_TASK GOAL:_ Identify each line containing the word "outputs" and copy it.

_Raw records:_
# # # #

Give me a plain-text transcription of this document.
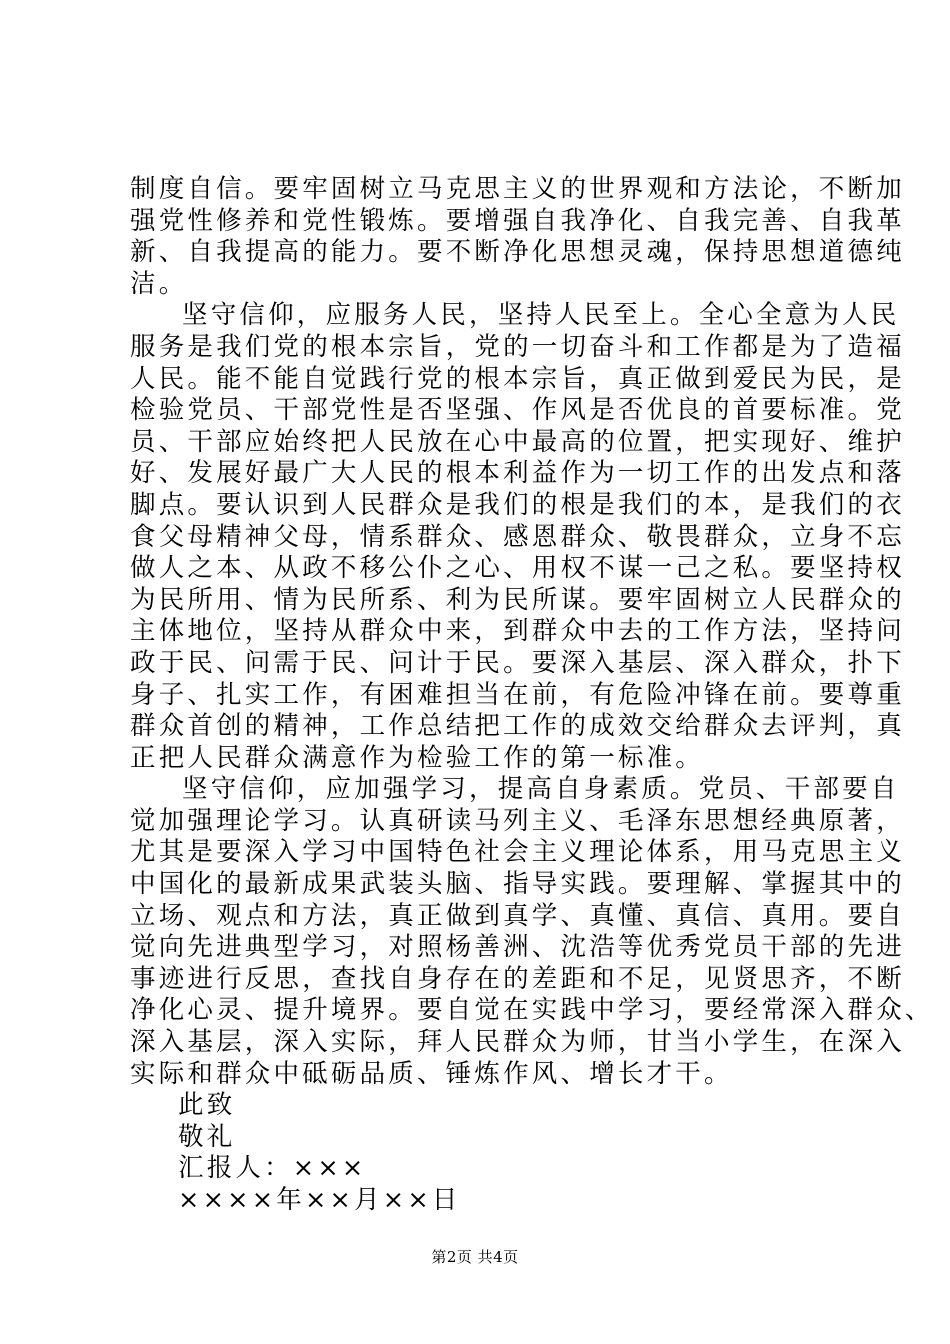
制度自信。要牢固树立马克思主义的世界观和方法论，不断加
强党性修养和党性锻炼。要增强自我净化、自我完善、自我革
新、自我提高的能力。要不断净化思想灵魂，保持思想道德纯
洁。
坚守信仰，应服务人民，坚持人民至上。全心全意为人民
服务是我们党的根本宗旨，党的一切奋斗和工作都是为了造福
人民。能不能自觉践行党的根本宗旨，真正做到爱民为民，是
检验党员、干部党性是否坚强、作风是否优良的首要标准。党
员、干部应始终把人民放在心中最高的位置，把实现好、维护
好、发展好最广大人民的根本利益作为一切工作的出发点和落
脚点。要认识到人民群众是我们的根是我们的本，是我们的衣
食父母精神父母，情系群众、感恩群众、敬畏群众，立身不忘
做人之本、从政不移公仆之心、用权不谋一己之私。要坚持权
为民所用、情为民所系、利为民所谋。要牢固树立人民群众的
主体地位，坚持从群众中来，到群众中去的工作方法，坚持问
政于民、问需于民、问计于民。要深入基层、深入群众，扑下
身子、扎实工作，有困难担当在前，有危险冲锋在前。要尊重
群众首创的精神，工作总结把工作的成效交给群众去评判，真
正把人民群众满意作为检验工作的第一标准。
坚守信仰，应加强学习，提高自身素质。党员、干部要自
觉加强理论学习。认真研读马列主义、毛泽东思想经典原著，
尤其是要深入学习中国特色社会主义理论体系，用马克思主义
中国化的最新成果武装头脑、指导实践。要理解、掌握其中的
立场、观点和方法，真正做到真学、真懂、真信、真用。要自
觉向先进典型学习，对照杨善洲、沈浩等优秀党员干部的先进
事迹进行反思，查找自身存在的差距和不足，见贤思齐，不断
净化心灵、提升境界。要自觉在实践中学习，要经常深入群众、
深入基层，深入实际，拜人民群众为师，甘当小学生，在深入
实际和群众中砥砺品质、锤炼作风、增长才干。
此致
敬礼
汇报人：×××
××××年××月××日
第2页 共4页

# # # #

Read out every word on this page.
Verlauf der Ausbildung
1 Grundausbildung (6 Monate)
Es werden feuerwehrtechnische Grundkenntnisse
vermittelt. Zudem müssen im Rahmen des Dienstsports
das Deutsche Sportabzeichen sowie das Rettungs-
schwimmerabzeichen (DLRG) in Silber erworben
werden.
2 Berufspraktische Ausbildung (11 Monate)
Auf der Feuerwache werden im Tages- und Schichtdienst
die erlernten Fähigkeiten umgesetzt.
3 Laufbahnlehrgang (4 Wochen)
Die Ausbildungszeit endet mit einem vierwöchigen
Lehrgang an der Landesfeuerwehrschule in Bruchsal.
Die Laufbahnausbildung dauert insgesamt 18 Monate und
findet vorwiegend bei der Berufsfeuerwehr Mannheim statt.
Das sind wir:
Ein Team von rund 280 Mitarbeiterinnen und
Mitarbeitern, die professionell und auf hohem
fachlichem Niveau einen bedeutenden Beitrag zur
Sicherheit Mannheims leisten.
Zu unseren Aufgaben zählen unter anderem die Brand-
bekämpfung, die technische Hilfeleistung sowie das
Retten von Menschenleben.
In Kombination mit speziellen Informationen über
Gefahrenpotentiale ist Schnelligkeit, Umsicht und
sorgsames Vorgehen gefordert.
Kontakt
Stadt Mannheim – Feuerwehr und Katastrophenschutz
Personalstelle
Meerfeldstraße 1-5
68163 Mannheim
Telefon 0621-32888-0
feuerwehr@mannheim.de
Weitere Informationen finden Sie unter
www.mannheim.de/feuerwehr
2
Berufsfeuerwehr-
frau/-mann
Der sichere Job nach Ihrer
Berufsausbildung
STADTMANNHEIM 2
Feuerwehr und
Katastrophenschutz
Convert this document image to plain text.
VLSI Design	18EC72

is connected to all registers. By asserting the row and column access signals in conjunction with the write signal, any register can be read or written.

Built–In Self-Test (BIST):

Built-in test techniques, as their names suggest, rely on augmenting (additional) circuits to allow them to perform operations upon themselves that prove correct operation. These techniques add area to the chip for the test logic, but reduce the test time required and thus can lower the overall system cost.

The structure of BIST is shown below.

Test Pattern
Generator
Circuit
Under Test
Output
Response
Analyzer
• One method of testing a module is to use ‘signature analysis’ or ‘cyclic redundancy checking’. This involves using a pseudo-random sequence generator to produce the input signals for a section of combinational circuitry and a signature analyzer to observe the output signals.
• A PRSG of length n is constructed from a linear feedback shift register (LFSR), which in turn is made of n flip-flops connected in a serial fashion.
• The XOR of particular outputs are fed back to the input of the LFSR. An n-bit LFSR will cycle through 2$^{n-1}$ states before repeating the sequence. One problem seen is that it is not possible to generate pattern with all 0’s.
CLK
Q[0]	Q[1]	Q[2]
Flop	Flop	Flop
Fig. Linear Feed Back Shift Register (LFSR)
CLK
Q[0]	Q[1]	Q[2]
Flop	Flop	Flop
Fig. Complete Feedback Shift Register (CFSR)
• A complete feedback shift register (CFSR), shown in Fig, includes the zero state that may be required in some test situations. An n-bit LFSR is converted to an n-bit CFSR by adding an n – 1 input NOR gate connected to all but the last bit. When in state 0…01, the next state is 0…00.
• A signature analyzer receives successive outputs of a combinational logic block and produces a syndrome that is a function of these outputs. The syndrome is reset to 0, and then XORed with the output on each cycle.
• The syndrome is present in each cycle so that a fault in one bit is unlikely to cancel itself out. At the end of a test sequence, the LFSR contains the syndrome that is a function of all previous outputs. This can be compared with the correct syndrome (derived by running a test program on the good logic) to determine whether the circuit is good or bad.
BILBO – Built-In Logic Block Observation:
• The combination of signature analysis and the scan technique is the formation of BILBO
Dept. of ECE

# # # #

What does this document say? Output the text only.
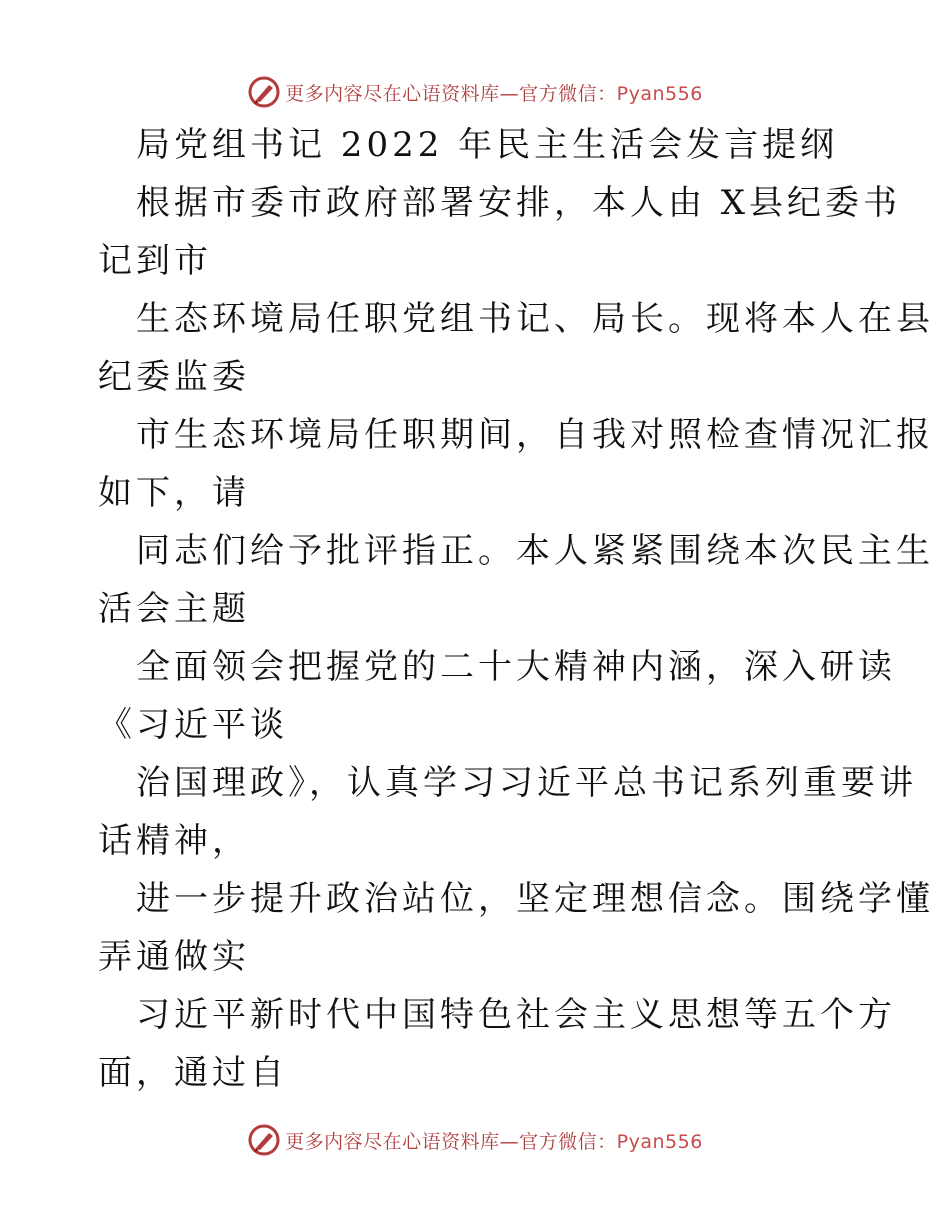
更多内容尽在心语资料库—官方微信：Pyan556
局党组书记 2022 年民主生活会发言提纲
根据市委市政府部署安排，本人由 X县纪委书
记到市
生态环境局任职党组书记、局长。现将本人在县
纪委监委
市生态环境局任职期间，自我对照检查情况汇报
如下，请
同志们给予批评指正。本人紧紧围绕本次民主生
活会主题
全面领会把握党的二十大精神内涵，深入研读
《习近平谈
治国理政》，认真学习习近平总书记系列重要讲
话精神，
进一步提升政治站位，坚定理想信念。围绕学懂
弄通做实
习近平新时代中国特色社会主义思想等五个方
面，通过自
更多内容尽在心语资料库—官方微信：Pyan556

# # # #

_ANSWER FOR THIS EXERCISE:_
• The XOR of particular outputs are fed back to the input of the LFSR. An n-bit LFSR will cycle through 2$^{n-1}$ states before repeating the sequence. One problem seen is that it is not possible to generate pattern with all 0’s.
• A signature analyzer receives successive outputs of a combinational logic block and produces a syndrome that is a function of these outputs. The syndrome is reset to 0, and then XORed with the output on each cycle.
• The syndrome is present in each cycle so that a fault in one bit is unlikely to cancel itself out. At the end of a test sequence, the LFSR contains the syndrome that is a function of all previous outputs. This can be compared with the correct syndrome (derived by running a test program on the good logic) to determine whether the circuit is good or bad.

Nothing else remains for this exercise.